> **DO THIS**: Restate the records below word for word, and omit the images they hold.

========

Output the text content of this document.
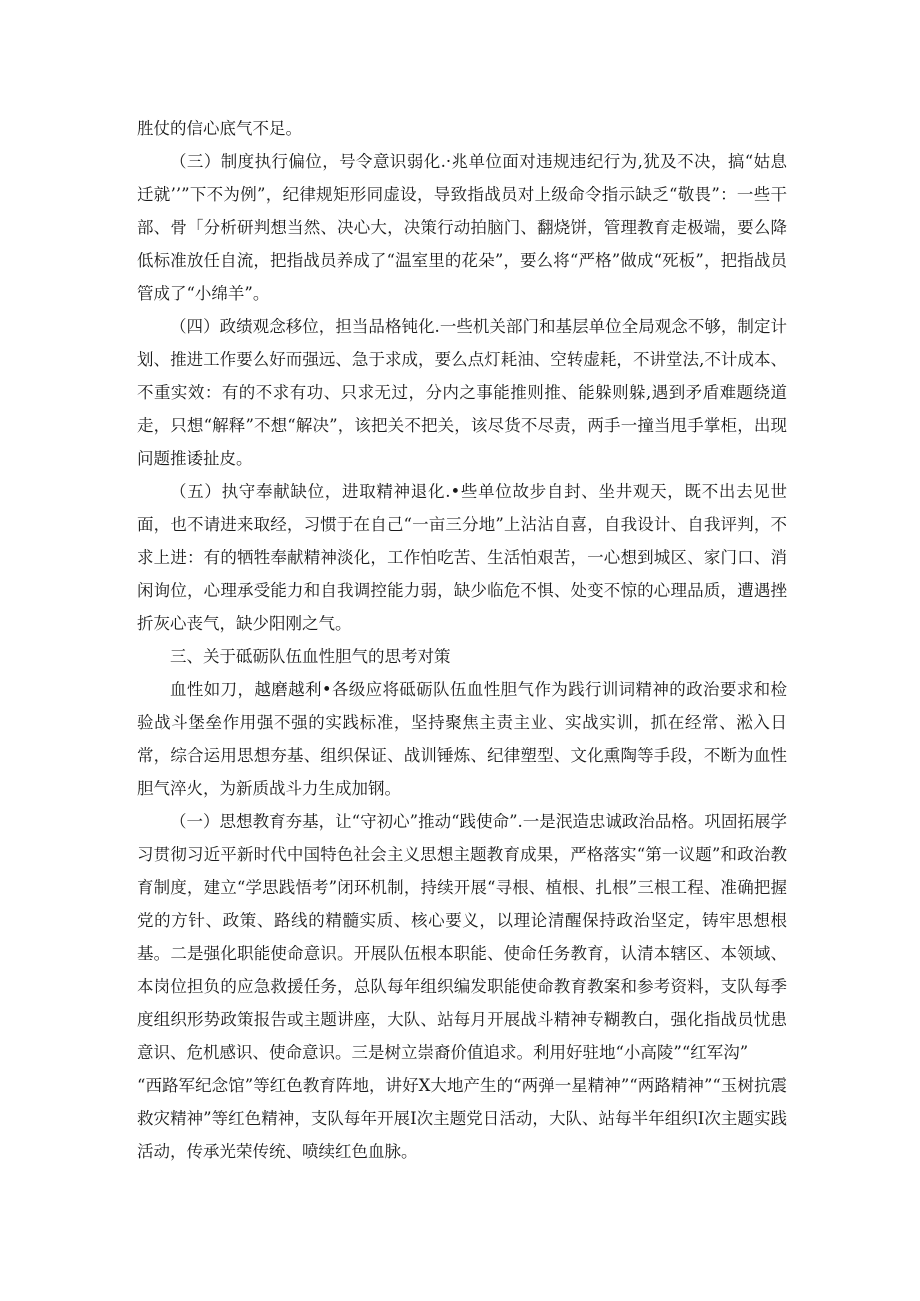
胜仗的信心底气不足。

（三）制度执行偏位，号令意识弱化.·兆单位面对违规违纪行为,犹及不决，搞“姑息迁就’’”下不为例”，纪律规矩形同虚设，导致指战员对上级命令指示缺乏“敬畏”：一些干部、骨「分析研判想当然、决心大，决策行动拍脑门、翻烧饼，管理教育走极端，要么降低标准放任自流，把指战员养成了“温室里的花朵”，要么将“严格”做成“死板”，把指战员管成了“小绵羊”。

（四）政绩观念移位，担当品格钝化.一些机关部门和基层单位全局观念不够，制定计划、推进工作要么好而强远、急于求成，要么点灯耗油、空转虚耗，不讲堂法,不计成本、不重实效：有的不求有功、只求无过，分内之事能推则推、能躲则躲,遇到矛盾难题绕道走，只想“解释”不想“解决”，该把关不把关，该尽货不尽责，两手一撞当甩手掌柜，出现问题推诿扯皮。

（五）执守奉献缺位，进取精神退化.•些单位故步自封、坐井观天，既不出去见世面，也不请进来取经，习惯于在自己“一亩三分地”上沾沾自喜，自我设计、自我评判，不求上进：有的牺牲奉献精神淡化，工作怕吃苦、生活怕艰苦，一心想到城区、家门口、消闲询位，心理承受能力和自我调控能力弱，缺少临危不惧、处变不惊的心理品质，遭遇挫折灰心丧气，缺少阳刚之气。

三、关于砥砺队伍血性胆气的思考对策

血性如刀，越磨越利•各级应将砥砺队伍血性胆气作为践行训词精神的政治要求和检验战斗堡垒作用强不强的实践标准，坚持聚焦主责主业、实战实训，抓在经常、淞入日常，综合运用思想夯基、组织保证、战训锤炼、纪律塑型、文化熏陶等手段，不断为血性胆气淬火，为新质战斗力生成加钢。

（一）思想教育夯基，让“守初心”推动“践使命”.一是泯造忠诚政治品格。巩固拓展学习贯彻习近平新时代中国特色社会主义思想主题教育成果，严格落实“第一议题”和政治教育制度，建立“学思践悟考”闭环机制，持续开展“寻根、植根、扎根”三根工程、准确把握党的方针、政策、路线的精髓实质、核心要义，以理论清醒保持政治坚定，铸牢思想根基。二是强化职能使命意识。开展队伍根本职能、使命任务教育，认清本辖区、本领域、本岗位担负的应急救援任务，总队每年组织编发职能使命教育教案和参考资料，支队每季度组织形势政策报告或主题讲座，大队、站每月开展战斗精神专糊教白，强化指战员忧患意识、危机感识、使命意识。三是树立崇裔价值追求。利用好驻地“小高陵”“红军沟”

“西路军纪念馆”等红色教育阵地，讲好X大地产生的“两弹一星精神”“两路精神”“玉树抗震救灾精神”等红色精神，支队每年开展I次主题党日活动，大队、站每半年组织I次主题实践活动，传承光荣传统、喷续红色血脉。
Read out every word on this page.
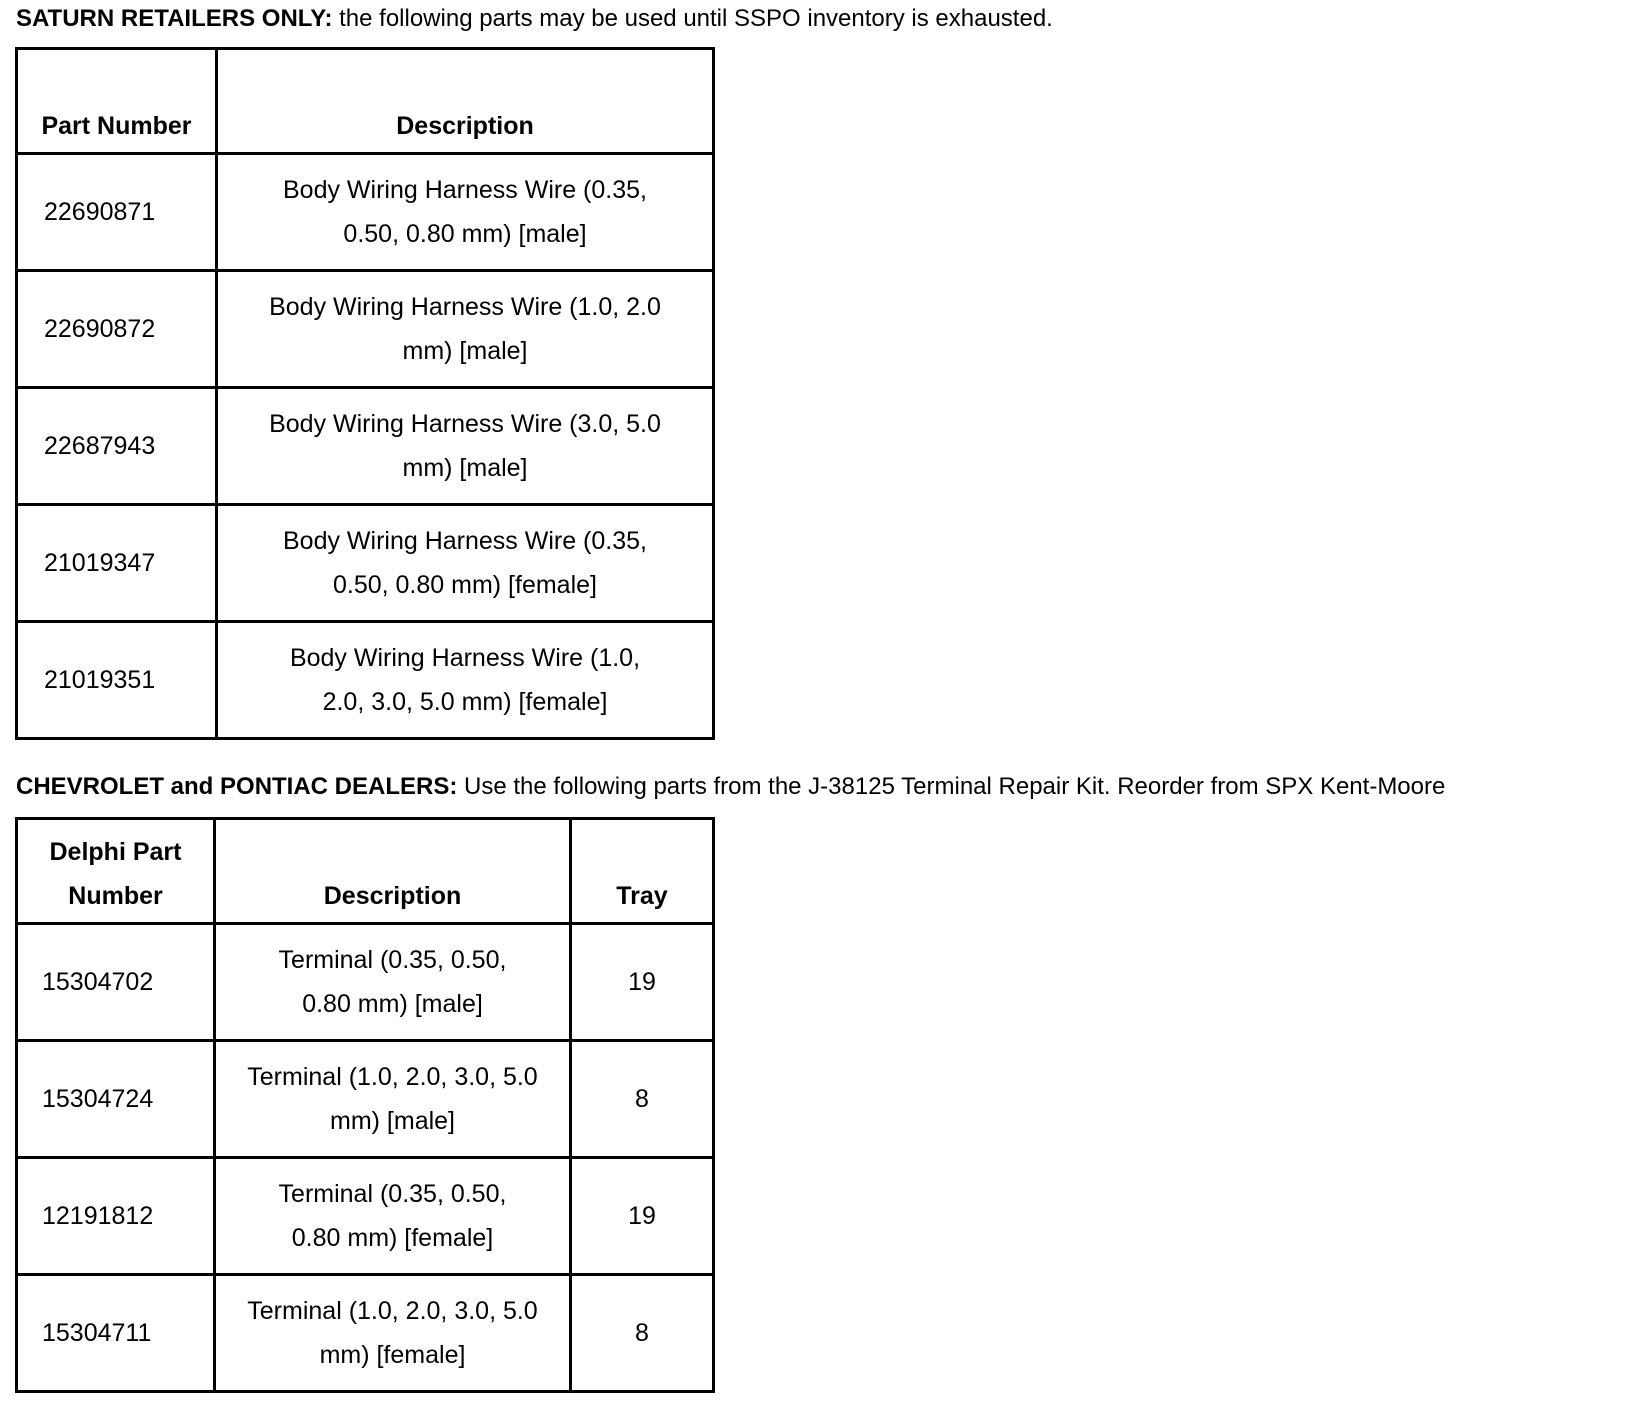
SATURN RETAILERS ONLY: the following parts may be used until SSPO inventory is exhausted.
Part Number	Description
22690871	Body Wiring Harness Wire (0.35, 0.50, 0.80 mm) [male]
22690872	Body Wiring Harness Wire (1.0, 2.0 mm) [male]
22687943	Body Wiring Harness Wire (3.0, 5.0 mm) [male]
21019347	Body Wiring Harness Wire (0.35, 0.50, 0.80 mm) [female]
21019351	Body Wiring Harness Wire (1.0, 2.0, 3.0, 5.0 mm) [female]
CHEVROLET and PONTIAC DEALERS: Use the following parts from the J-38125 Terminal Repair Kit. Reorder from SPX Kent-Moore
Delphi Part Number	Description	Tray
15304702	Terminal (0.35, 0.50, 0.80 mm) [male]	19
15304724	Terminal (1.0, 2.0, 3.0, 5.0 mm) [male]	8
12191812	Terminal (0.35, 0.50, 0.80 mm) [female]	19
15304711	Terminal (1.0, 2.0, 3.0, 5.0 mm) [female]	8
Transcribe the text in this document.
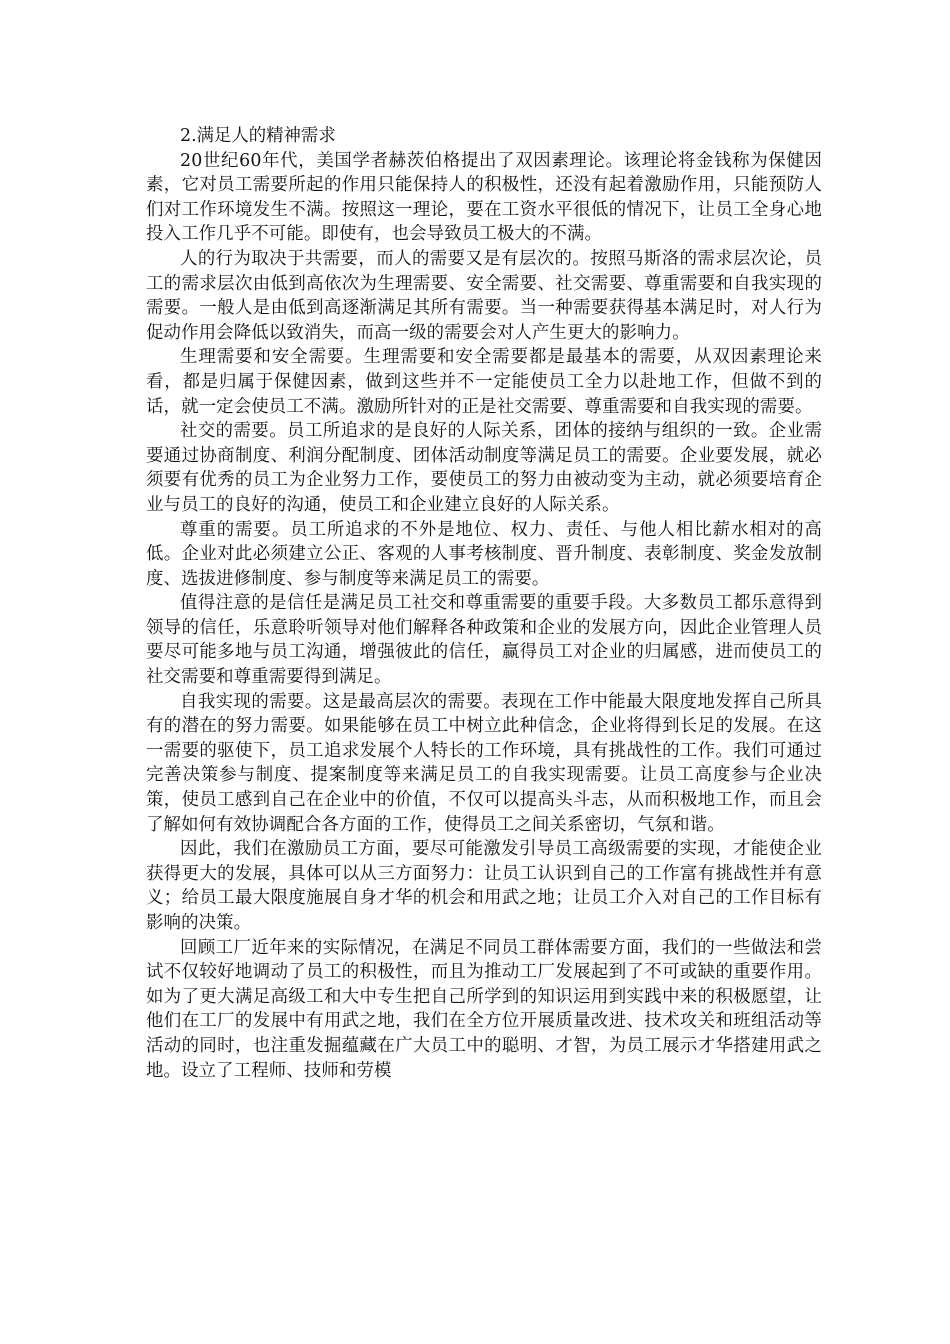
2.满足人的精神需求

20世纪60年代，美国学者赫茨伯格提出了双因素理论。该理论将金钱称为保健因素，它对员工需要所起的作用只能保持人的积极性，还没有起着激励作用，只能预防人们对工作环境发生不满。按照这一理论，要在工资水平很低的情况下，让员工全身心地投入工作几乎不可能。即使有，也会导致员工极大的不满。

人的行为取决于共需要，而人的需要又是有层次的。按照马斯洛的需求层次论，员工的需求层次由低到高依次为生理需要、安全需要、社交需要、尊重需要和自我实现的需要。一般人是由低到高逐渐满足其所有需要。当一种需要获得基本满足时，对人行为促动作用会降低以致消失，而高一级的需要会对人产生更大的影响力。

生理需要和安全需要。生理需要和安全需要都是最基本的需要，从双因素理论来看，都是归属于保健因素，做到这些并不一定能使员工全力以赴地工作，但做不到的话，就一定会使员工不满。激励所针对的正是社交需要、尊重需要和自我实现的需要。

社交的需要。员工所追求的是良好的人际关系，团体的接纳与组织的一致。企业需要通过协商制度、利润分配制度、团体活动制度等满足员工的需要。企业要发展，就必须要有优秀的员工为企业努力工作，要使员工的努力由被动变为主动，就必须要培育企业与员工的良好的沟通，使员工和企业建立良好的人际关系。

尊重的需要。员工所追求的不外是地位、权力、责任、与他人相比薪水相对的高低。企业对此必须建立公正、客观的人事考核制度、晋升制度、表彰制度、奖金发放制度、选拔进修制度、参与制度等来满足员工的需要。

值得注意的是信任是满足员工社交和尊重需要的重要手段。大多数员工都乐意得到领导的信任，乐意聆听领导对他们解释各种政策和企业的发展方向，因此企业管理人员要尽可能多地与员工沟通，增强彼此的信任，赢得员工对企业的归属感，进而使员工的社交需要和尊重需要得到满足。

自我实现的需要。这是最高层次的需要。表现在工作中能最大限度地发挥自己所具有的潜在的努力需要。如果能够在员工中树立此种信念，企业将得到长足的发展。在这一需要的驱使下，员工追求发展个人特长的工作环境，具有挑战性的工作。我们可通过完善决策参与制度、提案制度等来满足员工的自我实现需要。让员工高度参与企业决策，使员工感到自己在企业中的价值，不仅可以提高头斗志，从而积极地工作，而且会了解如何有效协调配合各方面的工作，使得员工之间关系密切，气氛和谐。

因此，我们在激励员工方面，要尽可能激发引导员工高级需要的实现，才能使企业获得更大的发展，具体可以从三方面努力：让员工认识到自己的工作富有挑战性并有意义；给员工最大限度施展自身才华的机会和用武之地；让员工介入对自己的工作目标有影响的决策。

回顾工厂近年来的实际情况，在满足不同员工群体需要方面，我们的一些做法和尝试不仅较好地调动了员工的积极性，而且为推动工厂发展起到了不可或缺的重要作用。如为了更大满足高级工和大中专生把自己所学到的知识运用到实践中来的积极愿望，让他们在工厂的发展中有用武之地，我们在全方位开展质量改进、技术攻关和班组活动等活动的同时，也注重发掘蕴藏在广大员工中的聪明、才智，为员工展示才华搭建用武之地。设立了工程师、技师和劳模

========

> **THE COMPLETED TASK**:
Output the text content of this document.
胜仗的信心底气不足。

（三）制度执行偏位，号令意识弱化.·兆单位面对违规违纪行为,犹及不决，搞“姑息迁就’’”下不为例”，纪律规矩形同虚设，导致指战员对上级命令指示缺乏“敬畏”：一些干部、骨「分析研判想当然、决心大，决策行动拍脑门、翻烧饼，管理教育走极端，要么降低标准放任自流，把指战员养成了“温室里的花朵”，要么将“严格”做成“死板”，把指战员管成了“小绵羊”。

（四）政绩观念移位，担当品格钝化.一些机关部门和基层单位全局观念不够，制定计划、推进工作要么好而强远、急于求成，要么点灯耗油、空转虚耗，不讲堂法,不计成本、不重实效：有的不求有功、只求无过，分内之事能推则推、能躲则躲,遇到矛盾难题绕道走，只想“解释”不想“解决”，该把关不把关，该尽货不尽责，两手一撞当甩手掌柜，出现问题推诿扯皮。

（五）执守奉献缺位，进取精神退化.•些单位故步自封、坐井观天，既不出去见世面，也不请进来取经，习惯于在自己“一亩三分地”上沾沾自喜，自我设计、自我评判，不求上进：有的牺牲奉献精神淡化，工作怕吃苦、生活怕艰苦，一心想到城区、家门口、消闲询位，心理承受能力和自我调控能力弱，缺少临危不惧、处变不惊的心理品质，遭遇挫折灰心丧气，缺少阳刚之气。

三、关于砥砺队伍血性胆气的思考对策

血性如刀，越磨越利•各级应将砥砺队伍血性胆气作为践行训词精神的政治要求和检验战斗堡垒作用强不强的实践标准，坚持聚焦主责主业、实战实训，抓在经常、淞入日常，综合运用思想夯基、组织保证、战训锤炼、纪律塑型、文化熏陶等手段，不断为血性胆气淬火，为新质战斗力生成加钢。

（一）思想教育夯基，让“守初心”推动“践使命”.一是泯造忠诚政治品格。巩固拓展学习贯彻习近平新时代中国特色社会主义思想主题教育成果，严格落实“第一议题”和政治教育制度，建立“学思践悟考”闭环机制，持续开展“寻根、植根、扎根”三根工程、准确把握党的方针、政策、路线的精髓实质、核心要义，以理论清醒保持政治坚定，铸牢思想根基。二是强化职能使命意识。开展队伍根本职能、使命任务教育，认清本辖区、本领域、本岗位担负的应急救援任务，总队每年组织编发职能使命教育教案和参考资料，支队每季度组织形势政策报告或主题讲座，大队、站每月开展战斗精神专糊教白，强化指战员忧患意识、危机感识、使命意识。三是树立崇裔价值追求。利用好驻地“小高陵”“红军沟”

“西路军纪念馆”等红色教育阵地，讲好X大地产生的“两弹一星精神”“两路精神”“玉树抗震救灾精神”等红色精神，支队每年开展I次主题党日活动，大队、站每半年组织I次主题实践活动，传承光荣传统、喷续红色血脉。
Read out every word on this page.
SATURN RETAILERS ONLY: the following parts may be used until SSPO inventory is exhausted.
Part Number	Description
22690871	Body Wiring Harness Wire (0.35, 0.50, 0.80 mm) [male]
22690872	Body Wiring Harness Wire (1.0, 2.0 mm) [male]
22687943	Body Wiring Harness Wire (3.0, 5.0 mm) [male]
21019347	Body Wiring Harness Wire (0.35, 0.50, 0.80 mm) [female]
21019351	Body Wiring Harness Wire (1.0, 2.0, 3.0, 5.0 mm) [female]
CHEVROLET and PONTIAC DEALERS: Use the following parts from the J-38125 Terminal Repair Kit. Reorder from SPX Kent-Moore
Delphi Part Number	Description	Tray
15304702	Terminal (0.35, 0.50, 0.80 mm) [male]	19
15304724	Terminal (1.0, 2.0, 3.0, 5.0 mm) [male]	8
12191812	Terminal (0.35, 0.50, 0.80 mm) [female]	19
15304711	Terminal (1.0, 2.0, 3.0, 5.0 mm) [female]	8
Transcribe the text in this document.
2.满足人的精神需求

20世纪60年代，美国学者赫茨伯格提出了双因素理论。该理论将金钱称为保健因素，它对员工需要所起的作用只能保持人的积极性，还没有起着激励作用，只能预防人们对工作环境发生不满。按照这一理论，要在工资水平很低的情况下，让员工全身心地投入工作几乎不可能。即使有，也会导致员工极大的不满。

人的行为取决于共需要，而人的需要又是有层次的。按照马斯洛的需求层次论，员工的需求层次由低到高依次为生理需要、安全需要、社交需要、尊重需要和自我实现的需要。一般人是由低到高逐渐满足其所有需要。当一种需要获得基本满足时，对人行为促动作用会降低以致消失，而高一级的需要会对人产生更大的影响力。

生理需要和安全需要。生理需要和安全需要都是最基本的需要，从双因素理论来看，都是归属于保健因素，做到这些并不一定能使员工全力以赴地工作，但做不到的话，就一定会使员工不满。激励所针对的正是社交需要、尊重需要和自我实现的需要。

社交的需要。员工所追求的是良好的人际关系，团体的接纳与组织的一致。企业需要通过协商制度、利润分配制度、团体活动制度等满足员工的需要。企业要发展，就必须要有优秀的员工为企业努力工作，要使员工的努力由被动变为主动，就必须要培育企业与员工的良好的沟通，使员工和企业建立良好的人际关系。

尊重的需要。员工所追求的不外是地位、权力、责任、与他人相比薪水相对的高低。企业对此必须建立公正、客观的人事考核制度、晋升制度、表彰制度、奖金发放制度、选拔进修制度、参与制度等来满足员工的需要。

值得注意的是信任是满足员工社交和尊重需要的重要手段。大多数员工都乐意得到领导的信任，乐意聆听领导对他们解释各种政策和企业的发展方向，因此企业管理人员要尽可能多地与员工沟通，增强彼此的信任，赢得员工对企业的归属感，进而使员工的社交需要和尊重需要得到满足。

自我实现的需要。这是最高层次的需要。表现在工作中能最大限度地发挥自己所具有的潜在的努力需要。如果能够在员工中树立此种信念，企业将得到长足的发展。在这一需要的驱使下，员工追求发展个人特长的工作环境，具有挑战性的工作。我们可通过完善决策参与制度、提案制度等来满足员工的自我实现需要。让员工高度参与企业决策，使员工感到自己在企业中的价值，不仅可以提高头斗志，从而积极地工作，而且会了解如何有效协调配合各方面的工作，使得员工之间关系密切，气氛和谐。

因此，我们在激励员工方面，要尽可能激发引导员工高级需要的实现，才能使企业获得更大的发展，具体可以从三方面努力：让员工认识到自己的工作富有挑战性并有意义；给员工最大限度施展自身才华的机会和用武之地；让员工介入对自己的工作目标有影响的决策。

回顾工厂近年来的实际情况，在满足不同员工群体需要方面，我们的一些做法和尝试不仅较好地调动了员工的积极性，而且为推动工厂发展起到了不可或缺的重要作用。如为了更大满足高级工和大中专生把自己所学到的知识运用到实践中来的积极愿望，让他们在工厂的发展中有用武之地，我们在全方位开展质量改进、技术攻关和班组活动等活动的同时，也注重发掘蕴藏在广大员工中的聪明、才智，为员工展示才华搭建用武之地。设立了工程师、技师和劳模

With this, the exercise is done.